[Records contained in a dataset]
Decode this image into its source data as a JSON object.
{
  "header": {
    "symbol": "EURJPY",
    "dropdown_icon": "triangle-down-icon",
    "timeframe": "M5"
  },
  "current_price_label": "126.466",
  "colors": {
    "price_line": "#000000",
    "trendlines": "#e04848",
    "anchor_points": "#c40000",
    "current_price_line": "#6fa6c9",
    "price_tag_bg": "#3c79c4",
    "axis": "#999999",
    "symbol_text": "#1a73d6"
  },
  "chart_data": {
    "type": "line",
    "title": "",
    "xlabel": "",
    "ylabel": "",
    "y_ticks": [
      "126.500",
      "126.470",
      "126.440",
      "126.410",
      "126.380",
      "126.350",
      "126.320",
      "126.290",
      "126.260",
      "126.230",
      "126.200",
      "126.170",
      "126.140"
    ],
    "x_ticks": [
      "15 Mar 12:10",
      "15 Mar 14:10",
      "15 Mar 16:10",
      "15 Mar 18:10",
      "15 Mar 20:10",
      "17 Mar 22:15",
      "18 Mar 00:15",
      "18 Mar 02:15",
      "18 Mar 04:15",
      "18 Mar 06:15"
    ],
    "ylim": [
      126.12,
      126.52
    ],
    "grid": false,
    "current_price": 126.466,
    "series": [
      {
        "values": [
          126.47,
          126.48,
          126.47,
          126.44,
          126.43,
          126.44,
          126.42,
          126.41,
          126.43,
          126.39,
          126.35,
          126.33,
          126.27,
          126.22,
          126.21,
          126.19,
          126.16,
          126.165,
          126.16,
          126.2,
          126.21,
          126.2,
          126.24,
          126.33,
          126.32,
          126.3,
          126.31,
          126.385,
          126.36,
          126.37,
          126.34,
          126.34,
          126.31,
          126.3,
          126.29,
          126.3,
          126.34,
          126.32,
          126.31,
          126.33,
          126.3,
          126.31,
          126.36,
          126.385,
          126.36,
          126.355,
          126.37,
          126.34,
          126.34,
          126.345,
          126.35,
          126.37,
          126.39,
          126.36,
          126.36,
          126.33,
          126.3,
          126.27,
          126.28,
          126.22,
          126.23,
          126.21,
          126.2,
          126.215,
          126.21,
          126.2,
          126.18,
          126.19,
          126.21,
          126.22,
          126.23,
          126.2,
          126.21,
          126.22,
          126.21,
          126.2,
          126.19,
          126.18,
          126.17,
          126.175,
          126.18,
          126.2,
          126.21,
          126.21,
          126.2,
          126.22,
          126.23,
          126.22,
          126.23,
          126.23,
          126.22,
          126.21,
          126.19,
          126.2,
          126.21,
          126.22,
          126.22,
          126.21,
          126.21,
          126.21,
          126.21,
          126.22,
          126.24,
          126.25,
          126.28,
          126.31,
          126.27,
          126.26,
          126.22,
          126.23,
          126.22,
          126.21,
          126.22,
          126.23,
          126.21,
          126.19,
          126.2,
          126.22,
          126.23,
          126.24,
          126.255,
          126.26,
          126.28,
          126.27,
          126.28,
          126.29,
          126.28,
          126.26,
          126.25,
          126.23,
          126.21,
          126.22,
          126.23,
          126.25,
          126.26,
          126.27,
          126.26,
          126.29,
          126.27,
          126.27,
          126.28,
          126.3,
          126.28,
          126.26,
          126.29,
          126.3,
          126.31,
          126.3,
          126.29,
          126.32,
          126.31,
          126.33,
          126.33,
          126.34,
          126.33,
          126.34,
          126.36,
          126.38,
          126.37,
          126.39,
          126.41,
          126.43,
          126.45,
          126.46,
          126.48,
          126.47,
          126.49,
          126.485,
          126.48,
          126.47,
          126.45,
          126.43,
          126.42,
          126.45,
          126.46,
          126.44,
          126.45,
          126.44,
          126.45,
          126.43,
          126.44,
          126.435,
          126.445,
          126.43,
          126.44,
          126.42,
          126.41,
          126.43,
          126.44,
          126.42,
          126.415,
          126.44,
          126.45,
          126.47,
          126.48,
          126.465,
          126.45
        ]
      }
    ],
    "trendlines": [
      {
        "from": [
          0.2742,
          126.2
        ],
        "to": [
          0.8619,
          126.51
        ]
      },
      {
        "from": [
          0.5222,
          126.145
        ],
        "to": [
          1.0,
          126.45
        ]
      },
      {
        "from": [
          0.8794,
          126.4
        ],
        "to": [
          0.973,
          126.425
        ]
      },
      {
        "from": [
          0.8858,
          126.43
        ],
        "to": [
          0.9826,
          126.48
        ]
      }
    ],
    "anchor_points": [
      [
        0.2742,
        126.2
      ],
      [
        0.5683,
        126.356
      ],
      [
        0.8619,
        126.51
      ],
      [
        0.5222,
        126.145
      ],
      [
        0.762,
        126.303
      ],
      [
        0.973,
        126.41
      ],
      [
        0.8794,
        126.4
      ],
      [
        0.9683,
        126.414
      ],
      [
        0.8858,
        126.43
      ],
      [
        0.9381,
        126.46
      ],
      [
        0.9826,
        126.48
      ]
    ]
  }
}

## DIRECTION
Make an exact copy of the records.

## REPLY
Decode this image into its source data as a JSON object.
{
  "header": {
    "symbol": "EURJPY",
    "dropdown_icon": "triangle-down-icon",
    "timeframe": "M5"
  },
  "current_price_label": "126.466",
  "colors": {
    "price_line": "#000000",
    "trendlines": "#e04848",
    "anchor_points": "#c40000",
    "current_price_line": "#6fa6c9",
    "price_tag_bg": "#3c79c4",
    "axis": "#999999",
    "symbol_text": "#1a73d6"
  },
  "chart_data": {
    "type": "line",
    "title": "",
    "xlabel": "",
    "ylabel": "",
    "y_ticks": [
      "126.500",
      "126.470",
      "126.440",
      "126.410",
      "126.380",
      "126.350",
      "126.320",
      "126.290",
      "126.260",
      "126.230",
      "126.200",
      "126.170",
      "126.140"
    ],
    "x_ticks": [
      "15 Mar 12:10",
      "15 Mar 14:10",
      "15 Mar 16:10",
      "15 Mar 18:10",
      "15 Mar 20:10",
      "17 Mar 22:15",
      "18 Mar 00:15",
      "18 Mar 02:15",
      "18 Mar 04:15",
      "18 Mar 06:15"
    ],
    "ylim": [
      126.12,
      126.52
    ],
    "grid": false,
    "current_price": 126.466,
    "series": [
      {
        "values": [
          126.47,
          126.48,
          126.47,
          126.44,
          126.43,
          126.44,
          126.42,
          126.41,
          126.43,
          126.39,
          126.35,
          126.33,
          126.27,
          126.22,
          126.21,
          126.19,
          126.16,
          126.165,
          126.16,
          126.2,
          126.21,
          126.2,
          126.24,
          126.33,
          126.32,
          126.3,
          126.31,
          126.385,
          126.36,
          126.37,
          126.34,
          126.34,
          126.31,
          126.3,
          126.29,
          126.3,
          126.34,
          126.32,
          126.31,
          126.33,
          126.3,
          126.31,
          126.36,
          126.385,
          126.36,
          126.355,
          126.37,
          126.34,
          126.34,
          126.345,
          126.35,
          126.37,
          126.39,
          126.36,
          126.36,
          126.33,
          126.3,
          126.27,
          126.28,
          126.22,
          126.23,
          126.21,
          126.2,
          126.215,
          126.21,
          126.2,
          126.18,
          126.19,
          126.21,
          126.22,
          126.23,
          126.2,
          126.21,
          126.22,
          126.21,
          126.2,
          126.19,
          126.18,
          126.17,
          126.175,
          126.18,
          126.2,
          126.21,
          126.21,
          126.2,
          126.22,
          126.23,
          126.22,
          126.23,
          126.23,
          126.22,
          126.21,
          126.19,
          126.2,
          126.21,
          126.22,
          126.22,
          126.21,
          126.21,
          126.21,
          126.21,
          126.22,
          126.24,
          126.25,
          126.28,
          126.31,
          126.27,
          126.26,
          126.22,
          126.23,
          126.22,
          126.21,
          126.22,
          126.23,
          126.21,
          126.19,
          126.2,
          126.22,
          126.23,
          126.24,
          126.255,
          126.26,
          126.28,
          126.27,
          126.28,
          126.29,
          126.28,
          126.26,
          126.25,
          126.23,
          126.21,
          126.22,
          126.23,
          126.25,
          126.26,
          126.27,
          126.26,
          126.29,
          126.27,
          126.27,
          126.28,
          126.3,
          126.28,
          126.26,
          126.29,
          126.3,
          126.31,
          126.3,
          126.29,
          126.32,
          126.31,
          126.33,
          126.33,
          126.34,
          126.33,
          126.34,
          126.36,
          126.38,
          126.37,
          126.39,
          126.41,
          126.43,
          126.45,
          126.46,
          126.48,
          126.47,
          126.49,
          126.485,
          126.48,
          126.47,
          126.45,
          126.43,
          126.42,
          126.45,
          126.46,
          126.44,
          126.45,
          126.44,
          126.45,
          126.43,
          126.44,
          126.435,
          126.445,
          126.43,
          126.44,
          126.42,
          126.41,
          126.43,
          126.44,
          126.42,
          126.415,
          126.44,
          126.45,
          126.47,
          126.48,
          126.465,
          126.45
        ]
      }
    ],
    "trendlines": [
      {
        "from": [
          0.2742,
          126.2
        ],
        "to": [
          0.8619,
          126.51
        ]
      },
      {
        "from": [
          0.5222,
          126.145
        ],
        "to": [
          1.0,
          126.45
        ]
      },
      {
        "from": [
          0.8794,
          126.4
        ],
        "to": [
          0.973,
          126.425
        ]
      },
      {
        "from": [
          0.8858,
          126.43
        ],
        "to": [
          0.9826,
          126.48
        ]
      }
    ],
    "anchor_points": [
      [
        0.2742,
        126.2
      ],
      [
        0.5683,
        126.356
      ],
      [
        0.8619,
        126.51
      ],
      [
        0.5222,
        126.145
      ],
      [
        0.762,
        126.303
      ],
      [
        0.973,
        126.41
      ],
      [
        0.8794,
        126.4
      ],
      [
        0.9683,
        126.414
      ],
      [
        0.8858,
        126.43
      ],
      [
        0.9381,
        126.46
      ],
      [
        0.9826,
        126.48
      ]
    ]
  }
}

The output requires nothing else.